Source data
━━━━━━━━━━━━━━━━━━━━

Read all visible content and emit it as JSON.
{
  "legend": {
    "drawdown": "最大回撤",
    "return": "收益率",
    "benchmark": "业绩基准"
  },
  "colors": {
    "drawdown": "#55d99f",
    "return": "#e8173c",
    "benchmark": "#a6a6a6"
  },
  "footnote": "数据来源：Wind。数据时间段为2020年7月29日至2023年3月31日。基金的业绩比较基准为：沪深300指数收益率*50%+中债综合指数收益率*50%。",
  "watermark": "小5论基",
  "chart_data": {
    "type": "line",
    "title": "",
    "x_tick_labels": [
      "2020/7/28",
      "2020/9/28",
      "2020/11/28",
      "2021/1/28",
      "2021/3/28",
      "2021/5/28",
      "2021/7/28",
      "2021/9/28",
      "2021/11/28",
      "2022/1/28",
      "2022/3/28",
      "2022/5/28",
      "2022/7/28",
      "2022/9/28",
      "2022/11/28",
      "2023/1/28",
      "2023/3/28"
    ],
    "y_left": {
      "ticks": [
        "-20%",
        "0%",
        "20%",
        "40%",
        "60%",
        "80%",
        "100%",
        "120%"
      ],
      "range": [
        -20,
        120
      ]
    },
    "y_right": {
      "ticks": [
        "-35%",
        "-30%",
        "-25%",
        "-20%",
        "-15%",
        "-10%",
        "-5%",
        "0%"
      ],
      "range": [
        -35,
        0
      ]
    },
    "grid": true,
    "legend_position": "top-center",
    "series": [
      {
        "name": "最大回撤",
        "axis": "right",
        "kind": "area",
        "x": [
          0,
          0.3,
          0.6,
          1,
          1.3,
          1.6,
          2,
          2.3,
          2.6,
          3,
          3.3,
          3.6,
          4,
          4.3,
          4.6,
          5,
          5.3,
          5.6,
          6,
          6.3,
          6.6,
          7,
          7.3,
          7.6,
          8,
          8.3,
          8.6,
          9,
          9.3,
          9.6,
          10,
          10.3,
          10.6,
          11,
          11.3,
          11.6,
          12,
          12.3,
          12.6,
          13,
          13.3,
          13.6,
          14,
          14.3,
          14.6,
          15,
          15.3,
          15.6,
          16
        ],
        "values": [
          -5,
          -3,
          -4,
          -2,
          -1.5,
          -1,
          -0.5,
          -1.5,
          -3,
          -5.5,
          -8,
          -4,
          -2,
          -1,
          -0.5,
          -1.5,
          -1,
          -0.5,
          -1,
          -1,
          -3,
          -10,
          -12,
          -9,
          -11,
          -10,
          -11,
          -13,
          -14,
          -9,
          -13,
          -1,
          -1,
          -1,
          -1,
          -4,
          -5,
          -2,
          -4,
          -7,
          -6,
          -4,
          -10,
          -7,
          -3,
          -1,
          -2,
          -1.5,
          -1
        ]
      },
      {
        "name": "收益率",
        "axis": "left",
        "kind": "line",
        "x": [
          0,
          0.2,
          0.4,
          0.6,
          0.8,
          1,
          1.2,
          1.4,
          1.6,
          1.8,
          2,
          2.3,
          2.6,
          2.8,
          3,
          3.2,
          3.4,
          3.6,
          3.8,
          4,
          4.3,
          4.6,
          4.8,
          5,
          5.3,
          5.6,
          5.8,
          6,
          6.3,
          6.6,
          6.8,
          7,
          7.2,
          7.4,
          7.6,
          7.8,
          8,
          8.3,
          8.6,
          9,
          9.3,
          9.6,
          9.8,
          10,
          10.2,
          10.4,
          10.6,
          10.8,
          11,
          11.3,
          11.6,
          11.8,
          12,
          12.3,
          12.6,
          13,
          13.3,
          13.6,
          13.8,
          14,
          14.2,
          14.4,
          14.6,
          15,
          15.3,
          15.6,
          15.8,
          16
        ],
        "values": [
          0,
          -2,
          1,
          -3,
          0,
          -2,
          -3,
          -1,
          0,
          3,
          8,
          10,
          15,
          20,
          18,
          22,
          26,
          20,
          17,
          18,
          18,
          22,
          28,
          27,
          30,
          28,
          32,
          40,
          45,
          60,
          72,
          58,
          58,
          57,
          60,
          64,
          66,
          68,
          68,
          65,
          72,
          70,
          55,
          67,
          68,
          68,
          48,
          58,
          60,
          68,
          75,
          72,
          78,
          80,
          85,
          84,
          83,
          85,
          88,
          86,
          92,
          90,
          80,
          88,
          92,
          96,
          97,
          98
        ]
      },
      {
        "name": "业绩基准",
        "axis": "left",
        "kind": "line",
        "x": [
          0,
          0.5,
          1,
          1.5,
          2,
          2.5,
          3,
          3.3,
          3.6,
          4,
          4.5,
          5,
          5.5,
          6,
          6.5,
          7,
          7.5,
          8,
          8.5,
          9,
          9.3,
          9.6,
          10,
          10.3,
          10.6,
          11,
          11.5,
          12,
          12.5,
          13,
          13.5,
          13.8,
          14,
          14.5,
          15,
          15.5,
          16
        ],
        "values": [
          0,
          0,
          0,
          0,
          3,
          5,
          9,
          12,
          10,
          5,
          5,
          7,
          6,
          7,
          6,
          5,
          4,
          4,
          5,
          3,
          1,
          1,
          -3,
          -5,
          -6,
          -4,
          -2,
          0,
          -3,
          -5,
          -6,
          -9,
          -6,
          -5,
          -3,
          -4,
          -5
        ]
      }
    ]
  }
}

━━━━━━━━━━━━━━━━━━━━

* Given problem *
Repeat every entry word for word.

* Task solution *
Read all visible content and emit it as JSON.
{
  "legend": {
    "drawdown": "最大回撤",
    "return": "收益率",
    "benchmark": "业绩基准"
  },
  "colors": {
    "drawdown": "#55d99f",
    "return": "#e8173c",
    "benchmark": "#a6a6a6"
  },
  "footnote": "数据来源：Wind。数据时间段为2020年7月29日至2023年3月31日。基金的业绩比较基准为：沪深300指数收益率*50%+中债综合指数收益率*50%。",
  "watermark": "小5论基",
  "chart_data": {
    "type": "line",
    "title": "",
    "x_tick_labels": [
      "2020/7/28",
      "2020/9/28",
      "2020/11/28",
      "2021/1/28",
      "2021/3/28",
      "2021/5/28",
      "2021/7/28",
      "2021/9/28",
      "2021/11/28",
      "2022/1/28",
      "2022/3/28",
      "2022/5/28",
      "2022/7/28",
      "2022/9/28",
      "2022/11/28",
      "2023/1/28",
      "2023/3/28"
    ],
    "y_left": {
      "ticks": [
        "-20%",
        "0%",
        "20%",
        "40%",
        "60%",
        "80%",
        "100%",
        "120%"
      ],
      "range": [
        -20,
        120
      ]
    },
    "y_right": {
      "ticks": [
        "-35%",
        "-30%",
        "-25%",
        "-20%",
        "-15%",
        "-10%",
        "-5%",
        "0%"
      ],
      "range": [
        -35,
        0
      ]
    },
    "grid": true,
    "legend_position": "top-center",
    "series": [
      {
        "name": "最大回撤",
        "axis": "right",
        "kind": "area",
        "x": [
          0,
          0.3,
          0.6,
          1,
          1.3,
          1.6,
          2,
          2.3,
          2.6,
          3,
          3.3,
          3.6,
          4,
          4.3,
          4.6,
          5,
          5.3,
          5.6,
          6,
          6.3,
          6.6,
          7,
          7.3,
          7.6,
          8,
          8.3,
          8.6,
          9,
          9.3,
          9.6,
          10,
          10.3,
          10.6,
          11,
          11.3,
          11.6,
          12,
          12.3,
          12.6,
          13,
          13.3,
          13.6,
          14,
          14.3,
          14.6,
          15,
          15.3,
          15.6,
          16
        ],
        "values": [
          -5,
          -3,
          -4,
          -2,
          -1.5,
          -1,
          -0.5,
          -1.5,
          -3,
          -5.5,
          -8,
          -4,
          -2,
          -1,
          -0.5,
          -1.5,
          -1,
          -0.5,
          -1,
          -1,
          -3,
          -10,
          -12,
          -9,
          -11,
          -10,
          -11,
          -13,
          -14,
          -9,
          -13,
          -1,
          -1,
          -1,
          -1,
          -4,
          -5,
          -2,
          -4,
          -7,
          -6,
          -4,
          -10,
          -7,
          -3,
          -1,
          -2,
          -1.5,
          -1
        ]
      },
      {
        "name": "收益率",
        "axis": "left",
        "kind": "line",
        "x": [
          0,
          0.2,
          0.4,
          0.6,
          0.8,
          1,
          1.2,
          1.4,
          1.6,
          1.8,
          2,
          2.3,
          2.6,
          2.8,
          3,
          3.2,
          3.4,
          3.6,
          3.8,
          4,
          4.3,
          4.6,
          4.8,
          5,
          5.3,
          5.6,
          5.8,
          6,
          6.3,
          6.6,
          6.8,
          7,
          7.2,
          7.4,
          7.6,
          7.8,
          8,
          8.3,
          8.6,
          9,
          9.3,
          9.6,
          9.8,
          10,
          10.2,
          10.4,
          10.6,
          10.8,
          11,
          11.3,
          11.6,
          11.8,
          12,
          12.3,
          12.6,
          13,
          13.3,
          13.6,
          13.8,
          14,
          14.2,
          14.4,
          14.6,
          15,
          15.3,
          15.6,
          15.8,
          16
        ],
        "values": [
          0,
          -2,
          1,
          -3,
          0,
          -2,
          -3,
          -1,
          0,
          3,
          8,
          10,
          15,
          20,
          18,
          22,
          26,
          20,
          17,
          18,
          18,
          22,
          28,
          27,
          30,
          28,
          32,
          40,
          45,
          60,
          72,
          58,
          58,
          57,
          60,
          64,
          66,
          68,
          68,
          65,
          72,
          70,
          55,
          67,
          68,
          68,
          48,
          58,
          60,
          68,
          75,
          72,
          78,
          80,
          85,
          84,
          83,
          85,
          88,
          86,
          92,
          90,
          80,
          88,
          92,
          96,
          97,
          98
        ]
      },
      {
        "name": "业绩基准",
        "axis": "left",
        "kind": "line",
        "x": [
          0,
          0.5,
          1,
          1.5,
          2,
          2.5,
          3,
          3.3,
          3.6,
          4,
          4.5,
          5,
          5.5,
          6,
          6.5,
          7,
          7.5,
          8,
          8.5,
          9,
          9.3,
          9.6,
          10,
          10.3,
          10.6,
          11,
          11.5,
          12,
          12.5,
          13,
          13.5,
          13.8,
          14,
          14.5,
          15,
          15.5,
          16
        ],
        "values": [
          0,
          0,
          0,
          0,
          3,
          5,
          9,
          12,
          10,
          5,
          5,
          7,
          6,
          7,
          6,
          5,
          4,
          4,
          5,
          3,
          1,
          1,
          -3,
          -5,
          -6,
          -4,
          -2,
          0,
          -3,
          -5,
          -6,
          -9,
          -6,
          -5,
          -3,
          -4,
          -5
        ]
      }
    ]
  }
}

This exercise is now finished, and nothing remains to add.